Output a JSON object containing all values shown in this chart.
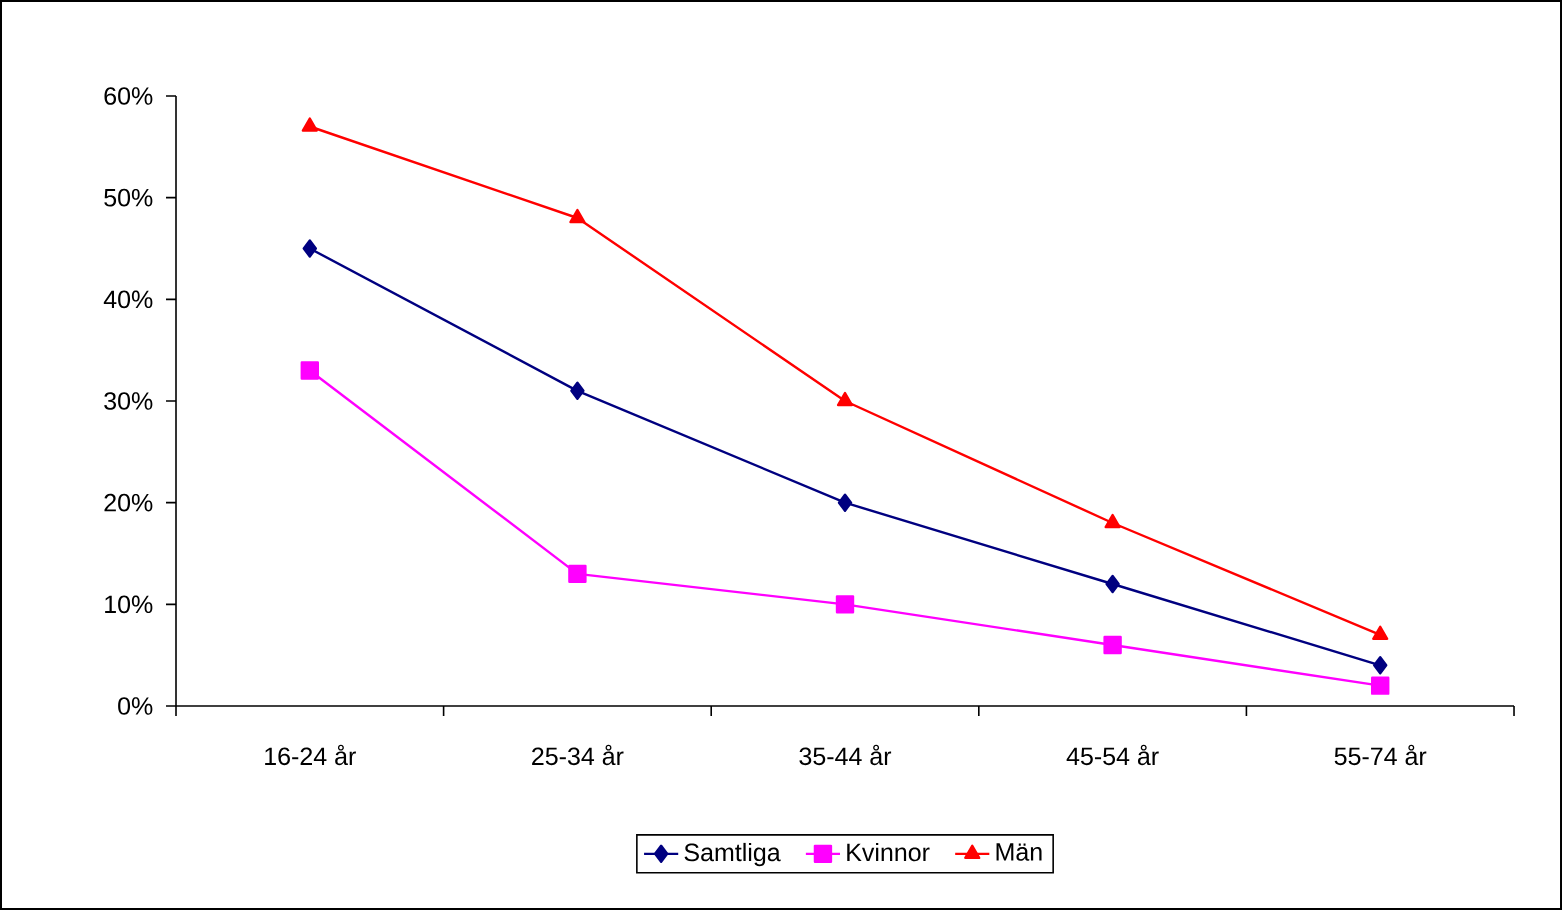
{
  "chart_data": {
    "type": "line",
    "categories": [
      "16-24 år",
      "25-34 år",
      "35-44 år",
      "45-54 år",
      "55-74 år"
    ],
    "series": [
      {
        "name": "Samtliga",
        "color": "#000080",
        "marker": "diamond",
        "values": [
          45,
          31,
          20,
          12,
          4
        ]
      },
      {
        "name": "Kvinnor",
        "color": "#ff00ff",
        "marker": "square",
        "values": [
          33,
          13,
          10,
          6,
          2
        ]
      },
      {
        "name": "Män",
        "color": "#ff0000",
        "marker": "triangle",
        "values": [
          57,
          48,
          30,
          18,
          7
        ]
      }
    ],
    "ylim": [
      0,
      60
    ],
    "yticks": [
      {
        "value": 0,
        "label": "0%"
      },
      {
        "value": 10,
        "label": "10%"
      },
      {
        "value": 20,
        "label": "20%"
      },
      {
        "value": 30,
        "label": "30%"
      },
      {
        "value": 40,
        "label": "40%"
      },
      {
        "value": 50,
        "label": "50%"
      },
      {
        "value": 60,
        "label": "60%"
      }
    ],
    "grid": false,
    "legend": "bottom",
    "line_style": "solid"
  }
}
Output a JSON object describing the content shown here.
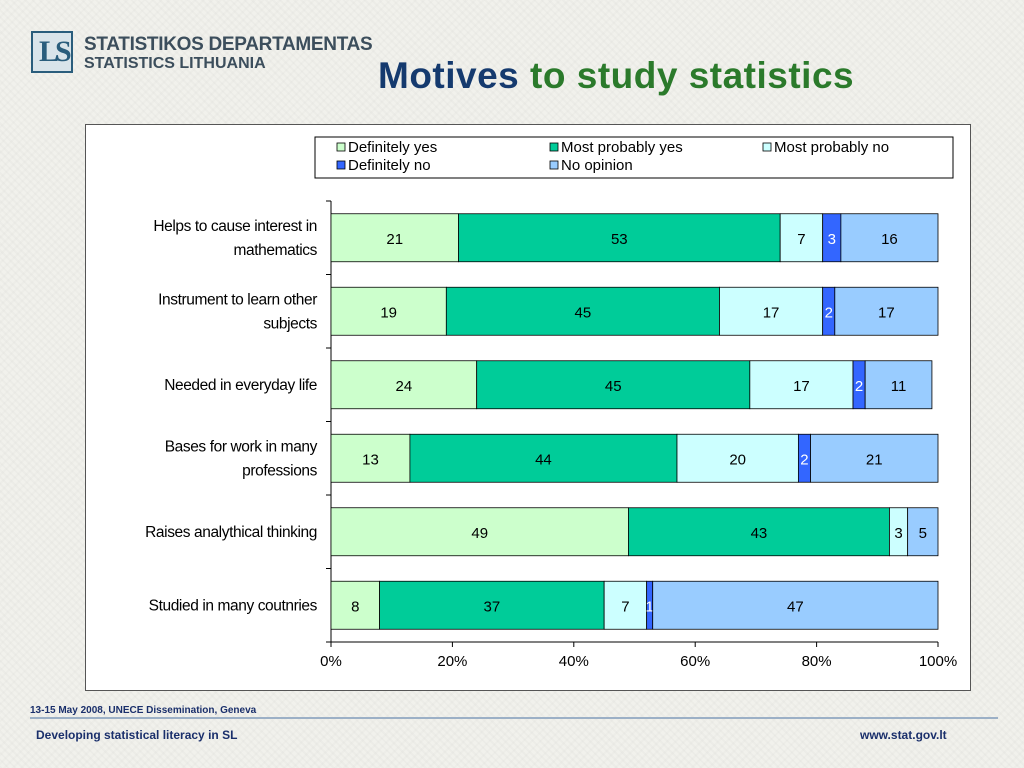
{
  "header": {
    "org_line1": "STATISTIKOS DEPARTAMENTAS",
    "org_line2": "STATISTICS LITHUANIA",
    "logo_letters": "LS",
    "title_part1": "Motives",
    "title_part2": " to study statistics"
  },
  "footer": {
    "date_event": "13-15 May 2008, UNECE Dissemination, Geneva",
    "left_text": "Developing statistical literacy in SL",
    "right_text": "www.stat.gov.lt"
  },
  "chart_data": {
    "type": "bar",
    "orientation": "horizontal",
    "stacked": "percent",
    "categories": [
      [
        "Helps to cause interest in",
        "mathematics"
      ],
      [
        "Instrument to learn other",
        "subjects"
      ],
      [
        "Needed in everyday life"
      ],
      [
        "Bases for work in many",
        "professions"
      ],
      [
        "Raises analythical thinking"
      ],
      [
        "Studied in many coutnries"
      ]
    ],
    "series": [
      {
        "name": "Definitely yes",
        "color": "#ccffcc",
        "values": [
          21,
          19,
          24,
          13,
          49,
          8
        ]
      },
      {
        "name": "Most probably yes",
        "color": "#00cc99",
        "values": [
          53,
          45,
          45,
          44,
          43,
          37
        ]
      },
      {
        "name": "Most probably no",
        "color": "#ccffff",
        "values": [
          7,
          17,
          17,
          20,
          3,
          7
        ]
      },
      {
        "name": "Definitely no",
        "color": "#3366ff",
        "values": [
          3,
          2,
          2,
          2,
          0,
          1
        ]
      },
      {
        "name": "No opinion",
        "color": "#99ccff",
        "values": [
          16,
          17,
          11,
          21,
          5,
          47
        ]
      }
    ],
    "x_ticks": [
      "0%",
      "20%",
      "40%",
      "60%",
      "80%",
      "100%"
    ],
    "xlim": [
      0,
      100
    ],
    "legend_position": "top",
    "grid": false
  }
}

======

What to do: Pick out each line in the material containing "JSON".

Solution to this problem:
Output a JSON object containing all values shown in this chart.
Output a JSON object describing the content shown here.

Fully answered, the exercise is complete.